### [Direction]
Edit the material so that every "data-label" becomes "value-label", and leave everything else unchanged.

# # # #

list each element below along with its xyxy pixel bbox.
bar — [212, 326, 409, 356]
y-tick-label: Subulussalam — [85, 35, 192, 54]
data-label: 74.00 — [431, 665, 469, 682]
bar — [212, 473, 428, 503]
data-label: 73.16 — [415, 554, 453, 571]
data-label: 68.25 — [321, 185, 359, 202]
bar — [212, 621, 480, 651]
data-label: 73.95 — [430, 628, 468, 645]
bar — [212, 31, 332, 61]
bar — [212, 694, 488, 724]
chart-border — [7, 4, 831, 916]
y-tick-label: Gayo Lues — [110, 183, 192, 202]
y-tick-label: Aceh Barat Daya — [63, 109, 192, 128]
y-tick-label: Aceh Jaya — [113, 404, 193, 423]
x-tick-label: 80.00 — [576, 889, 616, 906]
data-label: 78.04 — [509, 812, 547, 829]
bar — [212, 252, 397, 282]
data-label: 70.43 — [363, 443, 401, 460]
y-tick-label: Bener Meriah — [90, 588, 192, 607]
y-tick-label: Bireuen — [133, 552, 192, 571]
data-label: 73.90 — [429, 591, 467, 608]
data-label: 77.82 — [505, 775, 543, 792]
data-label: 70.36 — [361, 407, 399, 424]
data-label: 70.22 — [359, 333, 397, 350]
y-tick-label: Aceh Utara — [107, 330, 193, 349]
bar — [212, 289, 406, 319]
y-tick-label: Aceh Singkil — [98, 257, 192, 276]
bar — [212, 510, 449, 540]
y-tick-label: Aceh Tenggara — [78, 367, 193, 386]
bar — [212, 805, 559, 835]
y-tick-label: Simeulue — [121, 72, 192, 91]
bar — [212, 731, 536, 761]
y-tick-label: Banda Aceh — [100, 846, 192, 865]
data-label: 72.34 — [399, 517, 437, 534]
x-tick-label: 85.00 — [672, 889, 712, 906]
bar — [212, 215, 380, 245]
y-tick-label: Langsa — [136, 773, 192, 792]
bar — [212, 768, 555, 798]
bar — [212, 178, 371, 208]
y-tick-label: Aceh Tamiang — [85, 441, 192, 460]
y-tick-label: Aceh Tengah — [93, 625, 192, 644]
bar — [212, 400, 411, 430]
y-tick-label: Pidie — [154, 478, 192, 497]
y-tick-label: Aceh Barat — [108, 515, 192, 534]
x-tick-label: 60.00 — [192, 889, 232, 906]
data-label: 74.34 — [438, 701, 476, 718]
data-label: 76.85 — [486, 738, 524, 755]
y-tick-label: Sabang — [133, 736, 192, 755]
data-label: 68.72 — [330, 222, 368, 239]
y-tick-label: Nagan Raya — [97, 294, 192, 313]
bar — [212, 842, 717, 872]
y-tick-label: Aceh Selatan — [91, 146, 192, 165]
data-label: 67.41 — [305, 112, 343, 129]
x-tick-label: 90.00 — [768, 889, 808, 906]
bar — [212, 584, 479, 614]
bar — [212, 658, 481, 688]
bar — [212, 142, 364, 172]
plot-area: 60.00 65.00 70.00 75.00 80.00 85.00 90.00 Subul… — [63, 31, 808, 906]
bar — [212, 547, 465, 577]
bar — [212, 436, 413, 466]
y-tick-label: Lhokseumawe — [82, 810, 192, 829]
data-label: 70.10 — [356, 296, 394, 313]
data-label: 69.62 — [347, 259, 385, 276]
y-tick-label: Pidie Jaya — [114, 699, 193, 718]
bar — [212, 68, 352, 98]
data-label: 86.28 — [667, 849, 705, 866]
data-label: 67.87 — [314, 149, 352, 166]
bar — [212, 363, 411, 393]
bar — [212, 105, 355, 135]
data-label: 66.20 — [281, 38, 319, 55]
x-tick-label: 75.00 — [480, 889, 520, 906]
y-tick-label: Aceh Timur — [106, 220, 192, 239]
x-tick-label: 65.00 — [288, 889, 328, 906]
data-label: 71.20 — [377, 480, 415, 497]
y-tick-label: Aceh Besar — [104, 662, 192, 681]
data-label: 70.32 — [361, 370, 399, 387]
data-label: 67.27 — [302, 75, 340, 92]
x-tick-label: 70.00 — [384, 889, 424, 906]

# # # #

### [Expected output]
list each element below along with its xyxy pixel bbox.
bar — [212, 326, 409, 356]
y-tick-label: Subulussalam — [85, 35, 192, 54]
value-label: 74.00 — [431, 665, 469, 682]
bar — [212, 473, 428, 503]
value-label: 73.16 — [415, 554, 453, 571]
value-label: 68.25 — [321, 185, 359, 202]
bar — [212, 621, 480, 651]
value-label: 73.95 — [430, 628, 468, 645]
bar — [212, 31, 332, 61]
bar — [212, 694, 488, 724]
chart-border — [7, 4, 831, 916]
y-tick-label: Gayo Lues — [110, 183, 192, 202]
y-tick-label: Aceh Barat Daya — [63, 109, 192, 128]
y-tick-label: Aceh Jaya — [113, 404, 193, 423]
x-tick-label: 80.00 — [576, 889, 616, 906]
value-label: 78.04 — [509, 812, 547, 829]
bar — [212, 252, 397, 282]
value-label: 70.43 — [363, 443, 401, 460]
y-tick-label: Bener Meriah — [90, 588, 192, 607]
y-tick-label: Bireuen — [133, 552, 192, 571]
value-label: 73.90 — [429, 591, 467, 608]
value-label: 77.82 — [505, 775, 543, 792]
value-label: 70.36 — [361, 407, 399, 424]
value-label: 70.22 — [359, 333, 397, 350]
y-tick-label: Aceh Utara — [107, 330, 193, 349]
bar — [212, 289, 406, 319]
y-tick-label: Aceh Singkil — [98, 257, 192, 276]
bar — [212, 510, 449, 540]
y-tick-label: Aceh Tenggara — [78, 367, 193, 386]
bar — [212, 805, 559, 835]
y-tick-label: Simeulue — [121, 72, 192, 91]
bar — [212, 731, 536, 761]
y-tick-label: Banda Aceh — [100, 846, 192, 865]
value-label: 72.34 — [399, 517, 437, 534]
x-tick-label: 85.00 — [672, 889, 712, 906]
bar — [212, 215, 380, 245]
y-tick-label: Langsa — [136, 773, 192, 792]
bar — [212, 768, 555, 798]
bar — [212, 178, 371, 208]
y-tick-label: Aceh Tamiang — [85, 441, 192, 460]
y-tick-label: Aceh Tengah — [93, 625, 192, 644]
bar — [212, 400, 411, 430]
y-tick-label: Pidie — [154, 478, 192, 497]
y-tick-label: Aceh Barat — [108, 515, 192, 534]
x-tick-label: 60.00 — [192, 889, 232, 906]
value-label: 74.34 — [438, 701, 476, 718]
value-label: 76.85 — [486, 738, 524, 755]
y-tick-label: Sabang — [133, 736, 192, 755]
value-label: 68.72 — [330, 222, 368, 239]
y-tick-label: Nagan Raya — [97, 294, 192, 313]
bar — [212, 842, 717, 872]
y-tick-label: Aceh Selatan — [91, 146, 192, 165]
value-label: 67.41 — [305, 112, 343, 129]
x-tick-label: 90.00 — [768, 889, 808, 906]
bar — [212, 584, 479, 614]
bar — [212, 658, 481, 688]
bar — [212, 142, 364, 172]
plot-area: 60.00 65.00 70.00 75.00 80.00 85.00 90.00 Subul… — [63, 31, 808, 906]
bar — [212, 547, 465, 577]
bar — [212, 436, 413, 466]
y-tick-label: Lhokseumawe — [82, 810, 192, 829]
value-label: 70.10 — [356, 296, 394, 313]
value-label: 69.62 — [347, 259, 385, 276]
y-tick-label: Pidie Jaya — [114, 699, 193, 718]
bar — [212, 68, 352, 98]
value-label: 86.28 — [667, 849, 705, 866]
value-label: 67.87 — [314, 149, 352, 166]
bar — [212, 363, 411, 393]
bar — [212, 105, 355, 135]
value-label: 66.20 — [281, 38, 319, 55]
x-tick-label: 75.00 — [480, 889, 520, 906]
y-tick-label: Aceh Timur — [106, 220, 192, 239]
x-tick-label: 65.00 — [288, 889, 328, 906]
value-label: 71.20 — [377, 480, 415, 497]
y-tick-label: Aceh Besar — [104, 662, 192, 681]
value-label: 70.32 — [361, 370, 399, 387]
value-label: 67.27 — [302, 75, 340, 92]
x-tick-label: 70.00 — [384, 889, 424, 906]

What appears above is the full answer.